GIVEN PASSAGE:
[start]

[RFC 41/48] RISC-V: KVM: Add host side support to handle COVG SBI calls.

From: Atish Patra
Date: Wed Apr 19 2023 - 18:22:34 EST


From: Rajnesh Kanwal <rkanwal@xxxxxxxxxxxx>

Adding host side support to allow memory sharing/unsharing.
Host needs to check if the page has been already assigned
(converted) to a TVM or not. If yes, that page needs to be
reclaimed before sharing that page.

For the remaining ECALLs host doesn't really need to do anything
and we just return in those cases.

Signed-off-by: Rajnesh Kanwal <rkanwal@xxxxxxxxxxxx>
Signed-off-by: Atish Patra <atishp@xxxxxxxxxxxx>
---
arch/riscv/include/asm/kvm_cove.h | 11 +-
arch/riscv/include/asm/kvm_cove_sbi.h | 4 +
arch/riscv/include/asm/kvm_vcpu_sbi.h | 3 +
arch/riscv/include/uapi/asm/kvm.h | 1 +
arch/riscv/kvm/Makefile | 2 +-
arch/riscv/kvm/cove.c | 48 +++++-
arch/riscv/kvm/cove_sbi.c | 18 ++
arch/riscv/kvm/vcpu_exit.c | 2 +-
arch/riscv/kvm/vcpu_sbi.c | 14 ++
arch/riscv/kvm/vcpu_sbi_covg.c | 232 ++++++++++++++++++++++++++
10 files changed, 328 insertions(+), 7 deletions(-)

[end]

PROVIDED RECORDS:
[start]

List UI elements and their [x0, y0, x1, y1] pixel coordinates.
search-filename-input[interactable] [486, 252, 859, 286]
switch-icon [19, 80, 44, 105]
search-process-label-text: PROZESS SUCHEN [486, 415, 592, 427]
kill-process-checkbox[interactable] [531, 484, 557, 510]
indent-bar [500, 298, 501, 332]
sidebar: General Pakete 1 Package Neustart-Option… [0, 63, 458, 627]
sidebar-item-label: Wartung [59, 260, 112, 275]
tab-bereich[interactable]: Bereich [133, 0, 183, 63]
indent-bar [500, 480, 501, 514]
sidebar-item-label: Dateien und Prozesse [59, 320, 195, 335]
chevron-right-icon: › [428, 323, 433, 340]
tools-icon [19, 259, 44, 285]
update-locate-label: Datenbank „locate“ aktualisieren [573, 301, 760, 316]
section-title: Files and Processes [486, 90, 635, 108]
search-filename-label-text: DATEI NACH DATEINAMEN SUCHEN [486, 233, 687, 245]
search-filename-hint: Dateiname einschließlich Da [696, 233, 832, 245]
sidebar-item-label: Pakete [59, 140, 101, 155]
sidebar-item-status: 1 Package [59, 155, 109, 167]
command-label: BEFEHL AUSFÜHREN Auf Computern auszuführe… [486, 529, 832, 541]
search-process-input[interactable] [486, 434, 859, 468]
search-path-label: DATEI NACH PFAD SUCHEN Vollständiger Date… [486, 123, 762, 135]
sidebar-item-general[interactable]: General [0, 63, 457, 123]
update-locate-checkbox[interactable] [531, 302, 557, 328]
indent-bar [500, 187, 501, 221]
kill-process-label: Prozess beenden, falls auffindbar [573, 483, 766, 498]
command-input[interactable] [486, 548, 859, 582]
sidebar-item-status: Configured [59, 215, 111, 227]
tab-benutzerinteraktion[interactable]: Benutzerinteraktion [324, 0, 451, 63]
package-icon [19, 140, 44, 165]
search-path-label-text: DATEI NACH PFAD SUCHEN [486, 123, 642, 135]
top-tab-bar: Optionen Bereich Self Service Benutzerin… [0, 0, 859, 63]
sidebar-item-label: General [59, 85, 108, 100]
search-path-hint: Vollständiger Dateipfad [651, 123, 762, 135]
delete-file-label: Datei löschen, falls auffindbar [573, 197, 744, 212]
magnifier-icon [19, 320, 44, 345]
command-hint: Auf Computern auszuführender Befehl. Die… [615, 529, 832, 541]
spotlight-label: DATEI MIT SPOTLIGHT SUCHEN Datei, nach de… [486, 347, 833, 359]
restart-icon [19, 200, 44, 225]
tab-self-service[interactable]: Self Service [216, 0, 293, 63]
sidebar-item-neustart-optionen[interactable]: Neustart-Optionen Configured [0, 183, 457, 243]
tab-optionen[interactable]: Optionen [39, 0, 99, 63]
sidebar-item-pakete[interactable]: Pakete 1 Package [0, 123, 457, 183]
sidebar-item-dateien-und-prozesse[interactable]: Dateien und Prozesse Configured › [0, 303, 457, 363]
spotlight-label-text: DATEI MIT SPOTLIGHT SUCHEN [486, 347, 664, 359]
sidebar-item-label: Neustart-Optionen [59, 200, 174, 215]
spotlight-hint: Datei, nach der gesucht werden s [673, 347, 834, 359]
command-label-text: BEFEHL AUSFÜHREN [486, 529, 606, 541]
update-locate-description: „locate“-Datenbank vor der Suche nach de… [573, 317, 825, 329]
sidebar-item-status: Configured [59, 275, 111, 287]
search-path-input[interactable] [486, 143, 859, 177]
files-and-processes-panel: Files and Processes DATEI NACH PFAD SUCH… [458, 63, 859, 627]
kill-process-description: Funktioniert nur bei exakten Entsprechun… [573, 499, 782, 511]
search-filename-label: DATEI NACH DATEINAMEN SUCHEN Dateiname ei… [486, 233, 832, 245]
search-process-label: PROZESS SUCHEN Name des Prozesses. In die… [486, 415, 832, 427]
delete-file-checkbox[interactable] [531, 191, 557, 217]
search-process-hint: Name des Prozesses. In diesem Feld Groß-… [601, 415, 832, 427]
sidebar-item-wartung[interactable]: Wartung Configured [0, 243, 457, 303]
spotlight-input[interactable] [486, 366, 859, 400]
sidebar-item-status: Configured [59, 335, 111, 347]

[end]

THE REQUEST: From the KVM patch notes above the data, please state what the host has to do with a page that is already assigned to a TVM before it can share that page.

TASK ANSWER: The host has to reclaim the page before sharing it.